- _Short task_:
Search the records for "color" and copy each line that holds it.

- _Available data_:
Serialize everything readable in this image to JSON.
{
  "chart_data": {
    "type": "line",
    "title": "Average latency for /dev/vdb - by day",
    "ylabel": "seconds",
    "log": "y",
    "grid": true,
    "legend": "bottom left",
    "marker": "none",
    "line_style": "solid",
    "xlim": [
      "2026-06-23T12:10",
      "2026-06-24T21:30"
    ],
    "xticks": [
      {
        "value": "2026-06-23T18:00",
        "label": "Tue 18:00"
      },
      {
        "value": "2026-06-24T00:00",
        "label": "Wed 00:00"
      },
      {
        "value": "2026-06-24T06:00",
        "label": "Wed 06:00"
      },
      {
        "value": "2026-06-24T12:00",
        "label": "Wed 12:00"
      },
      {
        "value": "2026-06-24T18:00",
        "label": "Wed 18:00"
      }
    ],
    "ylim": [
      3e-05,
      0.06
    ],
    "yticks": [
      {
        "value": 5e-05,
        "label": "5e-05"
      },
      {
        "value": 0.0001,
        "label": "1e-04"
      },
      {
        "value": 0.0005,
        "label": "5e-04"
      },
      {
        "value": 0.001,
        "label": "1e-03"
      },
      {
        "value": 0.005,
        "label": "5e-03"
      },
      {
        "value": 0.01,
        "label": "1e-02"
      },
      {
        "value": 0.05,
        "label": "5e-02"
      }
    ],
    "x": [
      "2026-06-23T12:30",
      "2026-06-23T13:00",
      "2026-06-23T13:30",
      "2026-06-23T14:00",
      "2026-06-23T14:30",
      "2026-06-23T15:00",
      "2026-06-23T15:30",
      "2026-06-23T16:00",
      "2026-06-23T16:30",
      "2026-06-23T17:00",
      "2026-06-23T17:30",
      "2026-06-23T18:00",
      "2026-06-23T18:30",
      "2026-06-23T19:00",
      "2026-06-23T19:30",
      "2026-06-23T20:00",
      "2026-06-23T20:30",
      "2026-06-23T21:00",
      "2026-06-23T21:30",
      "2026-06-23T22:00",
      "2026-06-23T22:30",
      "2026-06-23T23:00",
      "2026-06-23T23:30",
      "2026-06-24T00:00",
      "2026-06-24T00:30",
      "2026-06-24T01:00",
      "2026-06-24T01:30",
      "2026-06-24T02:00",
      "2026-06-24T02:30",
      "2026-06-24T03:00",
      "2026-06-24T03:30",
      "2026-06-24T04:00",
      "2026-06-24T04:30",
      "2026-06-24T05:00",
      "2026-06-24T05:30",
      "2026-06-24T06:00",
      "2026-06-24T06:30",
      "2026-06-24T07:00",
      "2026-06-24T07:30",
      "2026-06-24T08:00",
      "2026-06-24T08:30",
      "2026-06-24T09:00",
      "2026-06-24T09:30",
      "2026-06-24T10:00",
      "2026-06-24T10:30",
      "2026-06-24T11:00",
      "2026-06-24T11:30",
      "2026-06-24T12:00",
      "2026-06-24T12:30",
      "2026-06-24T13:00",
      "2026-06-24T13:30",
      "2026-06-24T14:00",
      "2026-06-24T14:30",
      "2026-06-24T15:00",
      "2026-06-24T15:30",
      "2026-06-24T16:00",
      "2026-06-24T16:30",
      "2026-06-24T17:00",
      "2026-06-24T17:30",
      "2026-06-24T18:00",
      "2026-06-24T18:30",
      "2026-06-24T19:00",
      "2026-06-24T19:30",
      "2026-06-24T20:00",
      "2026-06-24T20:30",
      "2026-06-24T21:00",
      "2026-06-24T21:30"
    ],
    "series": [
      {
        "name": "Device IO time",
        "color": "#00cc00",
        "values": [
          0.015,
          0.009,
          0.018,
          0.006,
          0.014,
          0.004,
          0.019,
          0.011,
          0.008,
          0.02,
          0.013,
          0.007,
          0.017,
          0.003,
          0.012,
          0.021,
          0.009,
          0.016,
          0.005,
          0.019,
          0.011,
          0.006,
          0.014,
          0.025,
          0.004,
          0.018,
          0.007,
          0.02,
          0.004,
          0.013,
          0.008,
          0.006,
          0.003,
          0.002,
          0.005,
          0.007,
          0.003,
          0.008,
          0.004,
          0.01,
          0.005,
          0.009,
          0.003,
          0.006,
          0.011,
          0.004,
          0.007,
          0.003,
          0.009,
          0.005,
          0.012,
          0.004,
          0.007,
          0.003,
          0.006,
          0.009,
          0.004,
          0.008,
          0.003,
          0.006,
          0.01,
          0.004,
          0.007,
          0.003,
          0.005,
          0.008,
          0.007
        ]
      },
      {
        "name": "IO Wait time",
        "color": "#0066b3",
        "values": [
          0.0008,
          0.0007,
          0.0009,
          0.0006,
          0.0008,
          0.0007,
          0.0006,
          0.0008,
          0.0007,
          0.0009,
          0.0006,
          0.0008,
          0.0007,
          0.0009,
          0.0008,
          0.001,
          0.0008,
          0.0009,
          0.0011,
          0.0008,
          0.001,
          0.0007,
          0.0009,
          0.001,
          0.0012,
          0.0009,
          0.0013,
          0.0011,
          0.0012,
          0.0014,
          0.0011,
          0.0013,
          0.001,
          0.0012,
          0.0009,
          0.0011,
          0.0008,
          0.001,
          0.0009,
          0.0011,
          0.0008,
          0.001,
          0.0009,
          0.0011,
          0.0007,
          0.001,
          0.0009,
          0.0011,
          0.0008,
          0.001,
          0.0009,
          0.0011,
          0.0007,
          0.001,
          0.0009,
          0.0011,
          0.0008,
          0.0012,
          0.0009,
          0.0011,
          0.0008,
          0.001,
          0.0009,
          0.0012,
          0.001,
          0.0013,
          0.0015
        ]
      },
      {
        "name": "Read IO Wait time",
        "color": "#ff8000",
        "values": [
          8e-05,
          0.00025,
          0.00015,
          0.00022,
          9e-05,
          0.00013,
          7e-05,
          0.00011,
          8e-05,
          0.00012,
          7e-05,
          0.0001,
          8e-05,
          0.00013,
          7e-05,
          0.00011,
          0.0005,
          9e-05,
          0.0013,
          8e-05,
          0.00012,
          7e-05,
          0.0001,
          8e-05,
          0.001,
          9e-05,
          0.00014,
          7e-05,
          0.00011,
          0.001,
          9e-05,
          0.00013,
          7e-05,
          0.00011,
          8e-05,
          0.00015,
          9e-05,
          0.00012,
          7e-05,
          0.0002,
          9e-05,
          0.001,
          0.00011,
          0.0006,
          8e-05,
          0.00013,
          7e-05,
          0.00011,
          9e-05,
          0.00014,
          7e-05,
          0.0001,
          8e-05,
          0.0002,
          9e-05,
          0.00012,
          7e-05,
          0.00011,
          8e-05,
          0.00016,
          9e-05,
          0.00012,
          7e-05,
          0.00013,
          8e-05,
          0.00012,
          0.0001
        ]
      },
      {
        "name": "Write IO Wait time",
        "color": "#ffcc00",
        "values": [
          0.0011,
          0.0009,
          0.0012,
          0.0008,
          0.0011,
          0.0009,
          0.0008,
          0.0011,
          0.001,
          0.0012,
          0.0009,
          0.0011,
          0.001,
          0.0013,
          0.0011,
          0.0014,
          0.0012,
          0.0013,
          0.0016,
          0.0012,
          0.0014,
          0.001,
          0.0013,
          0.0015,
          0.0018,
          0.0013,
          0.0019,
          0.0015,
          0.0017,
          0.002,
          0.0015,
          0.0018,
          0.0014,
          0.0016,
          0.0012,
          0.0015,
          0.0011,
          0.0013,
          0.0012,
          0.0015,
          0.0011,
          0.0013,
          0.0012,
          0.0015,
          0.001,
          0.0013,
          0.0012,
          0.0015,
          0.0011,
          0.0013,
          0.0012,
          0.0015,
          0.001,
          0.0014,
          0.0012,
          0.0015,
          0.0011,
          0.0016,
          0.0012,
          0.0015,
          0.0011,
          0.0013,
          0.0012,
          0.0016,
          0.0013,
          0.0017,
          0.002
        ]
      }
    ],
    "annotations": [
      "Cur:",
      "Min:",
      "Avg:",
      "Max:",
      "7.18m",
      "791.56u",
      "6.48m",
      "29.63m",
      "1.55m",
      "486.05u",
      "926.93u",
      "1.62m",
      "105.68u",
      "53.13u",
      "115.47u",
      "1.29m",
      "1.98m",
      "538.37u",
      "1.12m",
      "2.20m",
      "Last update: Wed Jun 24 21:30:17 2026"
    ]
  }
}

- _Complete answer_:
        "color": "#00cc00",
        "color": "#0066b3",
        "color": "#ff8000",
        "color": "#ffcc00",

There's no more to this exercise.